[Source material start]

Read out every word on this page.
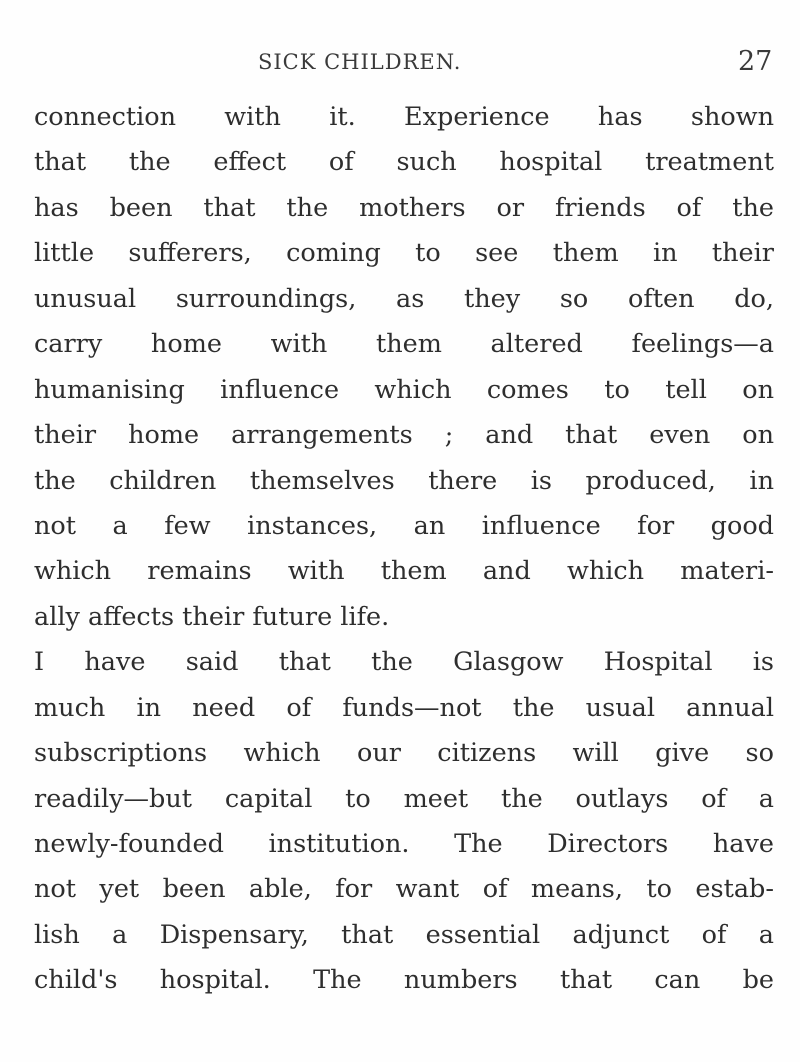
SICK CHILDREN.	27
connection with it. Experience has shown
that the effect of such hospital treatment
has been that the mothers or friends of the
little sufferers, coming to see them in their
unusual surroundings, as they so often do,
carry home with them altered feelings—a
humanising influence which comes to tell on
their home arrangements ; and that even on
the children themselves there is produced, in
not a few instances, an influence for good
which remains with them and which materi-
ally affects their future life.
I have said that the Glasgow Hospital is
much in need of funds—not the usual annual
subscriptions which our citizens will give so
readily—but capital to meet the outlays of a
newly-founded institution. The Directors have
not yet been able, for want of means, to estab-
lish a Dispensary, that essential adjunct of a
child's hospital. The numbers that can be
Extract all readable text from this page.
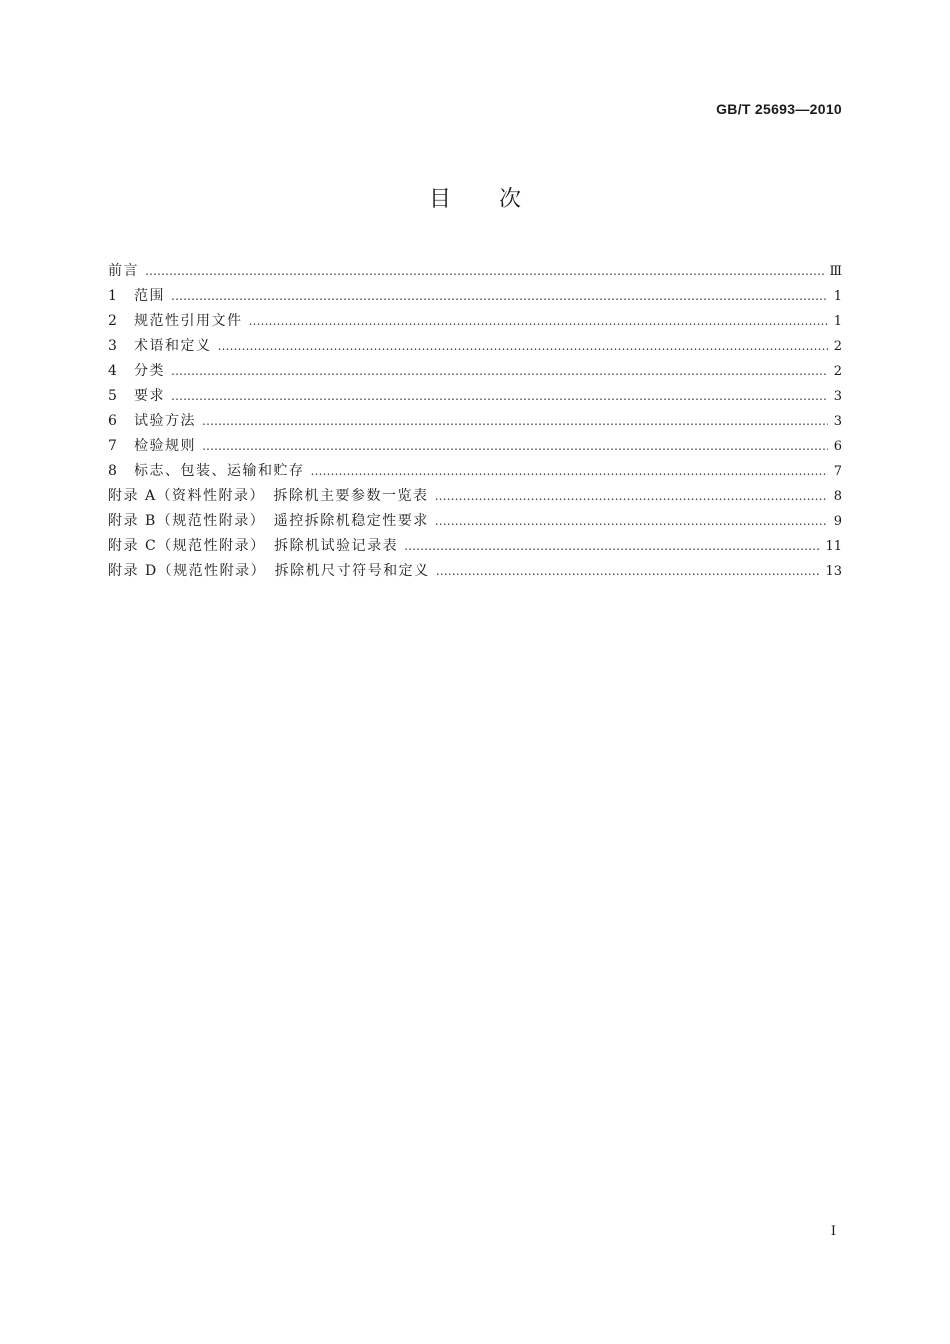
GB/T 25693—2010
目次
前言 …………………………………………………………………………………………………………………………………………………………………………………………………………	Ⅲ
1	范围 …………………………………………………………………………………………………………………………………………………………………………………………………………	1
2	规范性引用文件 …………………………………………………………………………………………………………………………………………………………………………………………………………	1
3	术语和定义 …………………………………………………………………………………………………………………………………………………………………………………………………………	2
4	分类 …………………………………………………………………………………………………………………………………………………………………………………………………………	2
5	要求 …………………………………………………………………………………………………………………………………………………………………………………………………………	3
6	试验方法 …………………………………………………………………………………………………………………………………………………………………………………………………………	3
7	检验规则 …………………………………………………………………………………………………………………………………………………………………………………………………………	6
8	标志、包装、运输和贮存 …………………………………………………………………………………………………………………………………………………………………………………………………………	7
附录 A（资料性附录）　拆除机主要参数一览表 …………………………………………………………………………………………………………………………………………………………………………………………………………	8
附录 B（规范性附录）　遥控拆除机稳定性要求 …………………………………………………………………………………………………………………………………………………………………………………………………………	9
附录 C（规范性附录）　拆除机试验记录表 …………………………………………………………………………………………………………………………………………………………………………………………………………	11
附录 D（规范性附录）　拆除机尺寸符号和定义 …………………………………………………………………………………………………………………………………………………………………………………………………………	13
I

[Source material end]

Challenge — Search the material above for "规范性附录". Pull out each line where it shows up.

Expected answer —
附录 B（规范性附录）　遥控拆除机稳定性要求 …………………………………………………………………………………………………………………………………………………………………………………………………………	9
附录 C（规范性附录）　拆除机试验记录表 …………………………………………………………………………………………………………………………………………………………………………………………………………	11
附录 D（规范性附录）　拆除机尺寸符号和定义 …………………………………………………………………………………………………………………………………………………………………………………………………………	13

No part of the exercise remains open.